Record extracts:
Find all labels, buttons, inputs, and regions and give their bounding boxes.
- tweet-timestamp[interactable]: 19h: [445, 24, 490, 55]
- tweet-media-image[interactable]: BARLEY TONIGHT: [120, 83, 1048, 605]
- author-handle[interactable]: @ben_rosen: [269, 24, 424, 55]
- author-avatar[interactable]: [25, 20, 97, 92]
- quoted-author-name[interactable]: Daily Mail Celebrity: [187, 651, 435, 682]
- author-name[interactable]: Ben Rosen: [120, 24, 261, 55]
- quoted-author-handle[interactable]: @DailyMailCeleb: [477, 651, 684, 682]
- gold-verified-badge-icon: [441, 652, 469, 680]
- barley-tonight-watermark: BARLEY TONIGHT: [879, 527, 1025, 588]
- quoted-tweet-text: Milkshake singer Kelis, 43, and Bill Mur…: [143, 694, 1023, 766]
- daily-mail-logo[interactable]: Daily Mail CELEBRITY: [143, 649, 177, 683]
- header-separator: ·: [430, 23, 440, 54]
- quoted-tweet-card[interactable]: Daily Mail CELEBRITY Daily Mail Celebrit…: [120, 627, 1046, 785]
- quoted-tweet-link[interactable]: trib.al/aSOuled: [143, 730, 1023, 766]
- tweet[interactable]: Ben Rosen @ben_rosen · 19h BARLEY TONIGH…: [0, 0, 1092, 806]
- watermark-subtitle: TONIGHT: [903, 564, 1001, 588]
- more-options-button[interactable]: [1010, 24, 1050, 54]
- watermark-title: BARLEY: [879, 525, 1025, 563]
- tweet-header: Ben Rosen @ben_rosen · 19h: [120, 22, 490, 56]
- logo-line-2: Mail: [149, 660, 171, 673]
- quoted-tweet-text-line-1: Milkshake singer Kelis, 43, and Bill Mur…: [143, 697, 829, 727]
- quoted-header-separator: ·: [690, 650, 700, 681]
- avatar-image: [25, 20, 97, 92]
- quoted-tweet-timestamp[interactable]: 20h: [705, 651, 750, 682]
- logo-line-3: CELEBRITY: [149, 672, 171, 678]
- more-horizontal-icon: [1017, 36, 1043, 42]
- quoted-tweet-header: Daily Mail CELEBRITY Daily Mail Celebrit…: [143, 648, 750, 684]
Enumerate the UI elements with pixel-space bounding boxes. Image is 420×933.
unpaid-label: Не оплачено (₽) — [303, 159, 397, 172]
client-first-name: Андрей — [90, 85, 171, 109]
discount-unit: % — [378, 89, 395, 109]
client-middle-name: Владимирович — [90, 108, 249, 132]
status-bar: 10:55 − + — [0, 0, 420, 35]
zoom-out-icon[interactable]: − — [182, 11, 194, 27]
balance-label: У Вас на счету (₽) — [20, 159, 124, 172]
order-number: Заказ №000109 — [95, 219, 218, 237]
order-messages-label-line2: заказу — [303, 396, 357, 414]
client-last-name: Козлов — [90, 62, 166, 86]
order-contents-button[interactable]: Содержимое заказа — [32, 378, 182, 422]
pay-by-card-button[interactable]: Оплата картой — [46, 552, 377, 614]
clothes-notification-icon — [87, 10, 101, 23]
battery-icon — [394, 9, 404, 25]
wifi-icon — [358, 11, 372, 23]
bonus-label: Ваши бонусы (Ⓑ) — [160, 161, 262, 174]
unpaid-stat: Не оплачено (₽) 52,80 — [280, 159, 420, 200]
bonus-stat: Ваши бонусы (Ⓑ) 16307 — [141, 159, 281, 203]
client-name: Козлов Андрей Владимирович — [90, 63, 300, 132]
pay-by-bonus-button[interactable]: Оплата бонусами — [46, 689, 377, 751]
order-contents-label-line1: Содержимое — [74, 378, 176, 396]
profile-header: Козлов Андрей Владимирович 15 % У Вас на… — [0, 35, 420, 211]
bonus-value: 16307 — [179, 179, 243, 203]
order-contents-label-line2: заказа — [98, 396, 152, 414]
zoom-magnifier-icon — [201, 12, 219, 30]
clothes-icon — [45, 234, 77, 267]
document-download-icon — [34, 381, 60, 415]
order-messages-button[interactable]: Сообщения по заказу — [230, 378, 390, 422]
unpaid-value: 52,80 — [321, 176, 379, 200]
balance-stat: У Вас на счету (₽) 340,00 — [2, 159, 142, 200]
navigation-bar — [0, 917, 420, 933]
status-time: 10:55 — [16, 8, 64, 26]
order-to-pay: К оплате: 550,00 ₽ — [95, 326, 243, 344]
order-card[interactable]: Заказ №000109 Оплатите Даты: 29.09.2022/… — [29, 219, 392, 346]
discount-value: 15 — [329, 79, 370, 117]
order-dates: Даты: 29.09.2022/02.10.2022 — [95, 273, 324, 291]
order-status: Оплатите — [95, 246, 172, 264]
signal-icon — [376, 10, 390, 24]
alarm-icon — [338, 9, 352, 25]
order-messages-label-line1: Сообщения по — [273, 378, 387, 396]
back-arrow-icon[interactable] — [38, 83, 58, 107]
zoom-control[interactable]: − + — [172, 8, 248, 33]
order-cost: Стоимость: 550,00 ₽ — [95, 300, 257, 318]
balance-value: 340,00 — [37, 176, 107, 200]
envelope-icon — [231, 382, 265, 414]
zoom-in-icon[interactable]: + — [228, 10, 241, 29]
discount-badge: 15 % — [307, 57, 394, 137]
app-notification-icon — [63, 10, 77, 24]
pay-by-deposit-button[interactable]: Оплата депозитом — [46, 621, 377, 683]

Aim of the task: Rewrite every line of the entries above, replacing "interactable" with "clickable" wherever it appears and keeping everything else the same.

Exercise response:
Find all labels, buttons, inputs, and regions and give their bounding boxes.
- tweet-timestamp[clickable]: 19h: [445, 24, 490, 55]
- tweet-media-image[clickable]: BARLEY TONIGHT: [120, 83, 1048, 605]
- author-handle[clickable]: @ben_rosen: [269, 24, 424, 55]
- author-avatar[clickable]: [25, 20, 97, 92]
- quoted-author-name[clickable]: Daily Mail Celebrity: [187, 651, 435, 682]
- author-name[clickable]: Ben Rosen: [120, 24, 261, 55]
- quoted-author-handle[clickable]: @DailyMailCeleb: [477, 651, 684, 682]
- gold-verified-badge-icon: [441, 652, 469, 680]
- barley-tonight-watermark: BARLEY TONIGHT: [879, 527, 1025, 588]
- quoted-tweet-text: Milkshake singer Kelis, 43, and Bill Mur…: [143, 694, 1023, 766]
- daily-mail-logo[clickable]: Daily Mail CELEBRITY: [143, 649, 177, 683]
- header-separator: ·: [430, 23, 440, 54]
- quoted-tweet-card[clickable]: Daily Mail CELEBRITY Daily Mail Celebrit…: [120, 627, 1046, 785]
- quoted-tweet-link[clickable]: trib.al/aSOuled: [143, 730, 1023, 766]
- tweet[clickable]: Ben Rosen @ben_rosen · 19h BARLEY TONIGH…: [0, 0, 1092, 806]
- watermark-subtitle: TONIGHT: [903, 564, 1001, 588]
- more-options-button[clickable]: [1010, 24, 1050, 54]
- watermark-title: BARLEY: [879, 525, 1025, 563]
- tweet-header: Ben Rosen @ben_rosen · 19h: [120, 22, 490, 56]
- logo-line-2: Mail: [149, 660, 171, 673]
- quoted-tweet-text-line-1: Milkshake singer Kelis, 43, and Bill Mur…: [143, 697, 829, 727]
- quoted-header-separator: ·: [690, 650, 700, 681]
- avatar-image: [25, 20, 97, 92]
- quoted-tweet-timestamp[clickable]: 20h: [705, 651, 750, 682]
- logo-line-3: CELEBRITY: [149, 672, 171, 678]
- more-horizontal-icon: [1017, 36, 1043, 42]
- quoted-tweet-header: Daily Mail CELEBRITY Daily Mail Celebrit…: [143, 648, 750, 684]
Enumerate the UI elements with pixel-space bounding boxes. Image is 420×933.
unpaid-label: Не оплачено (₽) — [303, 159, 397, 172]
client-first-name: Андрей — [90, 85, 171, 109]
discount-unit: % — [378, 89, 395, 109]
client-middle-name: Владимирович — [90, 108, 249, 132]
status-bar: 10:55 − + — [0, 0, 420, 35]
zoom-out-icon[clickable]: − — [182, 11, 194, 27]
balance-label: У Вас на счету (₽) — [20, 159, 124, 172]
order-number: Заказ №000109 — [95, 219, 218, 237]
order-messages-label-line2: заказу — [303, 396, 357, 414]
client-last-name: Козлов — [90, 62, 166, 86]
order-contents-button[clickable]: Содержимое заказа — [32, 378, 182, 422]
pay-by-card-button[clickable]: Оплата картой — [46, 552, 377, 614]
clothes-notification-icon — [87, 10, 101, 23]
battery-icon — [394, 9, 404, 25]
wifi-icon — [358, 11, 372, 23]
bonus-label: Ваши бонусы (Ⓑ) — [160, 161, 262, 174]
unpaid-stat: Не оплачено (₽) 52,80 — [280, 159, 420, 200]
bonus-stat: Ваши бонусы (Ⓑ) 16307 — [141, 159, 281, 203]
client-name: Козлов Андрей Владимирович — [90, 63, 300, 132]
pay-by-bonus-button[clickable]: Оплата бонусами — [46, 689, 377, 751]
order-contents-label-line1: Содержимое — [74, 378, 176, 396]
profile-header: Козлов Андрей Владимирович 15 % У Вас на… — [0, 35, 420, 211]
bonus-value: 16307 — [179, 179, 243, 203]
order-contents-label-line2: заказа — [98, 396, 152, 414]
zoom-magnifier-icon — [201, 12, 219, 30]
clothes-icon — [45, 234, 77, 267]
document-download-icon — [34, 381, 60, 415]
order-messages-button[clickable]: Сообщения по заказу — [230, 378, 390, 422]
unpaid-value: 52,80 — [321, 176, 379, 200]
balance-stat: У Вас на счету (₽) 340,00 — [2, 159, 142, 200]
navigation-bar — [0, 917, 420, 933]
status-time: 10:55 — [16, 8, 64, 26]
order-to-pay: К оплате: 550,00 ₽ — [95, 326, 243, 344]
order-card[clickable]: Заказ №000109 Оплатите Даты: 29.09.2022/… — [29, 219, 392, 346]
discount-value: 15 — [329, 79, 370, 117]
order-dates: Даты: 29.09.2022/02.10.2022 — [95, 273, 324, 291]
order-status: Оплатите — [95, 246, 172, 264]
signal-icon — [376, 10, 390, 24]
alarm-icon — [338, 9, 352, 25]
order-messages-label-line1: Сообщения по — [273, 378, 387, 396]
back-arrow-icon[clickable] — [38, 83, 58, 107]
zoom-control[clickable]: − + — [172, 8, 248, 33]
order-cost: Стоимость: 550,00 ₽ — [95, 300, 257, 318]
balance-value: 340,00 — [37, 176, 107, 200]
envelope-icon — [231, 382, 265, 414]
zoom-in-icon[clickable]: + — [228, 10, 241, 29]
discount-badge: 15 % — [307, 57, 394, 137]
app-notification-icon — [63, 10, 77, 24]
pay-by-deposit-button[clickable]: Оплата депозитом — [46, 621, 377, 683]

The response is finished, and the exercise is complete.